Turn all the lines below into a Markdown table with two columns, No. and Entry, giving each line a row number. Skip blank lines and leave the pictures out.

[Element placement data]
* * *

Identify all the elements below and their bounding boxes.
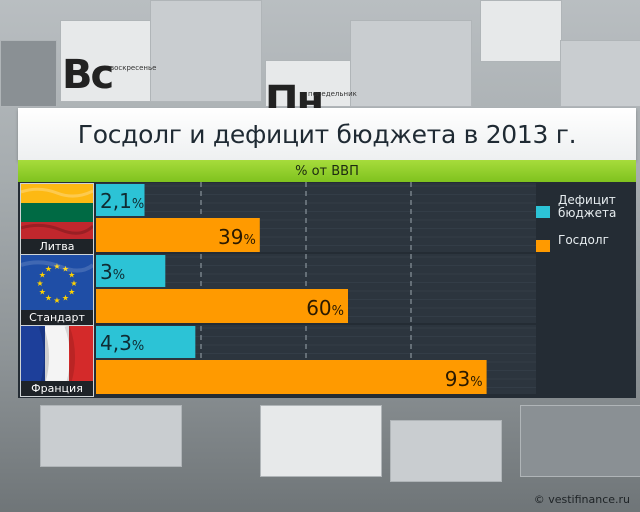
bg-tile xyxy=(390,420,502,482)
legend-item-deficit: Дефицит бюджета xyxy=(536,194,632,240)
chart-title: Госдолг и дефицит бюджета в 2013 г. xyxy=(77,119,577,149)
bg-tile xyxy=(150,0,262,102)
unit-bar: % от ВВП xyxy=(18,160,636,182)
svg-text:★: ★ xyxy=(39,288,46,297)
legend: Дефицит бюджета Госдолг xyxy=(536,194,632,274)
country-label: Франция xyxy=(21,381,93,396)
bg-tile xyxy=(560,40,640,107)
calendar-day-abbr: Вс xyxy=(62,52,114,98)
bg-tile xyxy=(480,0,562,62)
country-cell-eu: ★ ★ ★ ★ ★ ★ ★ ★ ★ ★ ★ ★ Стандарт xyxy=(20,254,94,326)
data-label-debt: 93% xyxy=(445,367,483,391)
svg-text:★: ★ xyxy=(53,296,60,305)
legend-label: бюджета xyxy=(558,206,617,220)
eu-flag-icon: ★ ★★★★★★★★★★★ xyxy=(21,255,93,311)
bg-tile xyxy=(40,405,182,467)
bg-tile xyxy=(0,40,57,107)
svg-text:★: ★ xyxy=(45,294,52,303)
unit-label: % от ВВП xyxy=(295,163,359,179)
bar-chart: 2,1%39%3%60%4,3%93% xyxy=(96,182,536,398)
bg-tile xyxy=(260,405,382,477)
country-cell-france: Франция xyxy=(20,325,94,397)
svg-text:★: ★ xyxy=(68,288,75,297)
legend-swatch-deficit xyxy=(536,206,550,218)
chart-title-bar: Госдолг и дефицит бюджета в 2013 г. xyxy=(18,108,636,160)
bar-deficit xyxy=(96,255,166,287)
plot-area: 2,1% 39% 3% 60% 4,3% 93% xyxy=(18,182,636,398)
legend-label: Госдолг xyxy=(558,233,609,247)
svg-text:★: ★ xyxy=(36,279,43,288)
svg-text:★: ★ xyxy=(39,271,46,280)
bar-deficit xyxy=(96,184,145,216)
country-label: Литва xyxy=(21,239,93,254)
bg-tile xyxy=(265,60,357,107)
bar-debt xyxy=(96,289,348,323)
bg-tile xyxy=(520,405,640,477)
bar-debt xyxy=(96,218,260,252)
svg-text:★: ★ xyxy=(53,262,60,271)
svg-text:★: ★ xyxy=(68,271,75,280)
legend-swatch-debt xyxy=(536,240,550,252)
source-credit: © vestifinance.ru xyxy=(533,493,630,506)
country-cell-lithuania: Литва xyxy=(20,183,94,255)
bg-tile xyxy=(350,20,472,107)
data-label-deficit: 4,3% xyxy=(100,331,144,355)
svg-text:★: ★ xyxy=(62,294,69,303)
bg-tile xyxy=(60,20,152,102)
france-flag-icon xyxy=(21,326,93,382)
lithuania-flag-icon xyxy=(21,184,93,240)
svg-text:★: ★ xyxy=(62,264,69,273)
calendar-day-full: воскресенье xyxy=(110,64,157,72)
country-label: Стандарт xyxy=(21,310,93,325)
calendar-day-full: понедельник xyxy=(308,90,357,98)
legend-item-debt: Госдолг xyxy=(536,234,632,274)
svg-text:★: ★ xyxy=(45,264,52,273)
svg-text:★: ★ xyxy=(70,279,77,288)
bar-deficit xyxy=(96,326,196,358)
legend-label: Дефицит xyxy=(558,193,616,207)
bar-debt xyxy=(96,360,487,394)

* * *

_WRITTEN RESPONSE_
| No. | Entry |
|---|---|
| 1 | Identify all the elements below and their bounding boxes. |
| 2 | bg-tile xyxy=(390,420,502,482) |
| 3 | legend-item-deficit: Дефицит бюджета xyxy=(536,194,632,240) |
| 4 | chart-title: Госдолг и дефицит бюджета в 2013 г. xyxy=(77,119,577,149) |
| 5 | bg-tile xyxy=(150,0,262,102) |
| 6 | unit-bar: % от ВВП xyxy=(18,160,636,182) |
| 7 | svg-text:★: ★ xyxy=(39,288,46,297) |
| 8 | legend: Дефицит бюджета Госдолг xyxy=(536,194,632,274) |
| 9 | country-label: Франция xyxy=(21,381,93,396) |
| 10 | bg-tile xyxy=(560,40,640,107) |
| 11 | calendar-day-abbr: Вс xyxy=(62,52,114,98) |
| 12 | bg-tile xyxy=(480,0,562,62) |
| 13 | country-cell-eu: ★ ★ ★ ★ ★ ★ ★ ★ ★ ★ ★ ★ Стандарт xyxy=(20,254,94,326) |
| 14 | data-label-debt: 93% xyxy=(445,367,483,391) |
| 15 | svg-text:★: ★ xyxy=(53,296,60,305) |
| 16 | legend-label: бюджета xyxy=(558,206,617,220) |
| 17 | eu-flag-icon: ★ ★★★★★★★★★★★ xyxy=(21,255,93,311) |
| 18 | bg-tile xyxy=(40,405,182,467) |
| 19 | bg-tile xyxy=(0,40,57,107) |
| 20 | svg-text:★: ★ xyxy=(45,294,52,303) |
| 21 | unit-label: % от ВВП xyxy=(295,163,359,179) |
| 22 | bar-chart: 2,1%39%3%60%4,3%93% xyxy=(96,182,536,398) |
| 23 | bg-tile xyxy=(260,405,382,477) |
| 24 | country-cell-france: Франция xyxy=(20,325,94,397) |
| 25 | svg-text:★: ★ xyxy=(68,288,75,297) |
| 26 | legend-swatch-deficit xyxy=(536,206,550,218) |
| 27 | chart-title-bar: Госдолг и дефицит бюджета в 2013 г. xyxy=(18,108,636,160) |
| 28 | bar-deficit xyxy=(96,255,166,287) |
| 29 | plot-area: 2,1% 39% 3% 60% 4,3% 93% xyxy=(18,182,636,398) |
| 30 | legend-label: Госдолг xyxy=(558,233,609,247) |
| 31 | svg-text:★: ★ xyxy=(36,279,43,288) |
| 32 | svg-text:★: ★ xyxy=(39,271,46,280) |
| 33 | bar-deficit xyxy=(96,184,145,216) |
| 34 | country-label: Литва xyxy=(21,239,93,254) |
| 35 | bg-tile xyxy=(265,60,357,107) |
| 36 | bar-debt xyxy=(96,289,348,323) |
| 37 | bg-tile xyxy=(520,405,640,477) |
| 38 | bar-debt xyxy=(96,218,260,252) |
| 39 | svg-text:★: ★ xyxy=(53,262,60,271) |
| 40 | svg-text:★: ★ xyxy=(68,271,75,280) |
| 41 | legend-swatch-debt xyxy=(536,240,550,252) |
| 42 | source-credit: © vestifinance.ru xyxy=(533,493,630,506) |
| 43 | country-cell-lithuania: Литва xyxy=(20,183,94,255) |
| 44 | bg-tile xyxy=(350,20,472,107) |
| 45 | data-label-deficit: 4,3% xyxy=(100,331,144,355) |
| 46 | svg-text:★: ★ xyxy=(62,294,69,303) |
| 47 | bg-tile xyxy=(60,20,152,102) |
| 48 | france-flag-icon xyxy=(21,326,93,382) |
| 49 | lithuania-flag-icon xyxy=(21,184,93,240) |
| 50 | svg-text:★: ★ xyxy=(62,264,69,273) |
| 51 | calendar-day-full: воскресенье xyxy=(110,64,157,72) |
| 52 | country-label: Стандарт xyxy=(21,310,93,325) |
| 53 | calendar-day-full: понедельник xyxy=(308,90,357,98) |
| 54 | legend-item-debt: Госдолг xyxy=(536,234,632,274) |
| 55 | svg-text:★: ★ xyxy=(45,264,52,273) |
| 56 | svg-text:★: ★ xyxy=(70,279,77,288) |
| 57 | bar-deficit xyxy=(96,326,196,358) |
| 58 | legend-label: Дефицит xyxy=(558,193,616,207) |
| 59 | bar-debt xyxy=(96,360,487,394) |